Could you transcribe every record below exactly as written, leaving out any pictures?

***** MATERIAL PROVIDED *****

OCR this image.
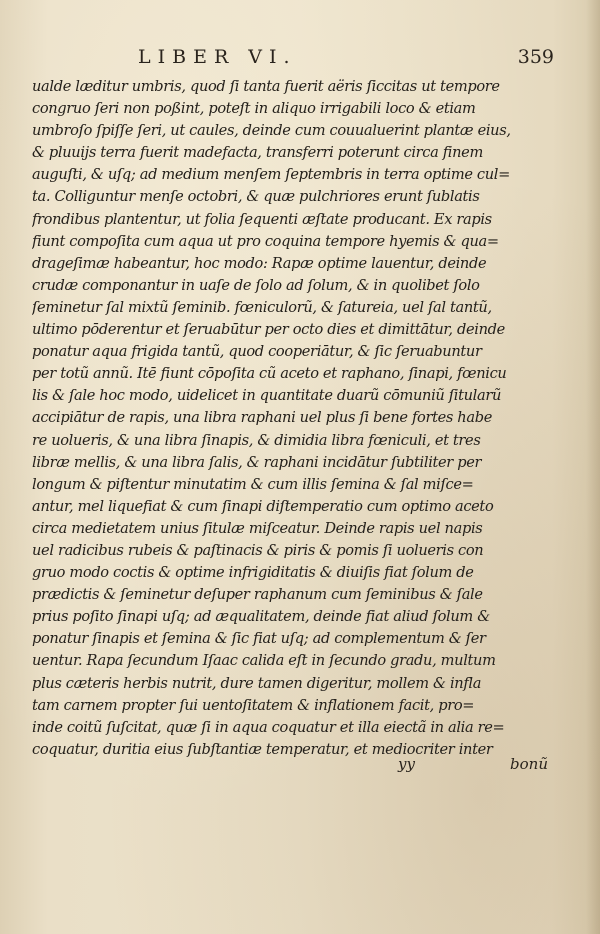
LIBER VI.	359
ualde læditur umbris, quod ſi tanta fuerit aëris ſiccitas ut tempore
congruo ſeri non poßint, poteſt in aliquo irrigabili loco & etiam
umbroſo ſpiſſe ſeri, ut caules, deinde cum couualuerint plantæ eius,
& pluuijs terra fuerit madefacta, transferri poterunt circa finem
auguſti, & uſq; ad medium menſem ſeptembris in terra optime cul=
ta. Colliguntur menſe octobri, & quæ pulchriores erunt ſublatis
frondibus plantentur, ut folia ſequenti æſtate producant. Ex rapis
fiunt compoſita cum aqua ut pro coquina tempore hyemis & qua=
drageſimæ habeantur, hoc modo: Rapæ optime lauentur, deinde
crudæ componantur in uaſe de ſolo ad ſolum, & in quolibet ſolo
ſeminetur ſal mixtũ ſeminib. fœniculorũ, & ſatureia, uel ſal tantũ,
ultimo pōderentur et ſeruabūtur per octo dies et dimittātur, deinde
ponatur aqua frigida tantũ, quod cooperiātur, & ſic ſeruabuntur
per totũ annũ. Itē fiunt cōpoſita cũ aceto et raphano, ſinapi, fœnicu
lis & ſale hoc modo, uidelicet in quantitate duarũ cōmuniũ ſitularũ
accipiātur de rapis, una libra raphani uel plus ſi bene fortes habe
re uolueris, & una libra ſinapis, & dimidia libra fœniculi, et tres
libræ mellis, & una libra ſalis, & raphani incidātur ſubtiliter per
longum & piſtentur minutatim & cum illis ſemina & ſal miſce=
antur, mel liquefiat & cum ſinapi diſtemperatio cum optimo aceto
circa medietatem unius ſitulæ miſceatur. Deinde rapis uel napis
uel radicibus rubeis & paſtinacis & piris & pomis ſi uolueris con
gruo modo coctis & optime infrigiditatis & diuiſis fiat ſolum de
prædictis & ſeminetur deſuper raphanum cum ſeminibus & ſale
prius poſito ſinapi uſq; ad æqualitatem, deinde fiat aliud ſolum &
ponatur ſinapis et ſemina & ſic fiat uſq; ad complementum & ſer
uentur. Rapa ſecundum Iſaac calida eſt in ſecundo gradu, multum
plus cæteris herbis nutrit, dure tamen digeritur, mollem & infla
tam carnem propter ſui uentoſitatem & inflationem facit, pro=
inde coitũ ſuſcitat, quæ ſi in aqua coquatur et illa eiectã in alia re=
coquatur, duritia eius ſubſtantiæ temperatur, et mediocriter inter
yy	bonũ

*****

* [TASK OUTPUT]:
OCR this image.
LIBER VI.	359
ualde læditur umbris, quod ſi tanta fuerit aëris ſiccitas ut tempore
congruo ſeri non poßint, poteſt in aliquo irrigabili loco & etiam
umbroſo ſpiſſe ſeri, ut caules, deinde cum couualuerint plantæ eius,
& pluuijs terra fuerit madefacta, transferri poterunt circa finem
auguſti, & uſq; ad medium menſem ſeptembris in terra optime cul=
ta. Colliguntur menſe octobri, & quæ pulchriores erunt ſublatis
frondibus plantentur, ut folia ſequenti æſtate producant. Ex rapis
fiunt compoſita cum aqua ut pro coquina tempore hyemis & qua=
drageſimæ habeantur, hoc modo: Rapæ optime lauentur, deinde
crudæ componantur in uaſe de ſolo ad ſolum, & in quolibet ſolo
ſeminetur ſal mixtũ ſeminib. fœniculorũ, & ſatureia, uel ſal tantũ,
ultimo pōderentur et ſeruabūtur per octo dies et dimittātur, deinde
ponatur aqua frigida tantũ, quod cooperiātur, & ſic ſeruabuntur
per totũ annũ. Itē fiunt cōpoſita cũ aceto et raphano, ſinapi, fœnicu
lis & ſale hoc modo, uidelicet in quantitate duarũ cōmuniũ ſitularũ
accipiātur de rapis, una libra raphani uel plus ſi bene fortes habe
re uolueris, & una libra ſinapis, & dimidia libra fœniculi, et tres
libræ mellis, & una libra ſalis, & raphani incidātur ſubtiliter per
longum & piſtentur minutatim & cum illis ſemina & ſal miſce=
antur, mel liquefiat & cum ſinapi diſtemperatio cum optimo aceto
circa medietatem unius ſitulæ miſceatur. Deinde rapis uel napis
uel radicibus rubeis & paſtinacis & piris & pomis ſi uolueris con
gruo modo coctis & optime infrigiditatis & diuiſis fiat ſolum de
prædictis & ſeminetur deſuper raphanum cum ſeminibus & ſale
prius poſito ſinapi uſq; ad æqualitatem, deinde fiat aliud ſolum &
ponatur ſinapis et ſemina & ſic fiat uſq; ad complementum & ſer
uentur. Rapa ſecundum Iſaac calida eſt in ſecundo gradu, multum
plus cæteris herbis nutrit, dure tamen digeritur, mollem & infla
tam carnem propter ſui uentoſitatem & inflationem facit, pro=
inde coitũ ſuſcitat, quæ ſi in aqua coquatur et illa eiectã in alia re=
coquatur, duritia eius ſubſtantiæ temperatur, et mediocriter inter
yy	bonũ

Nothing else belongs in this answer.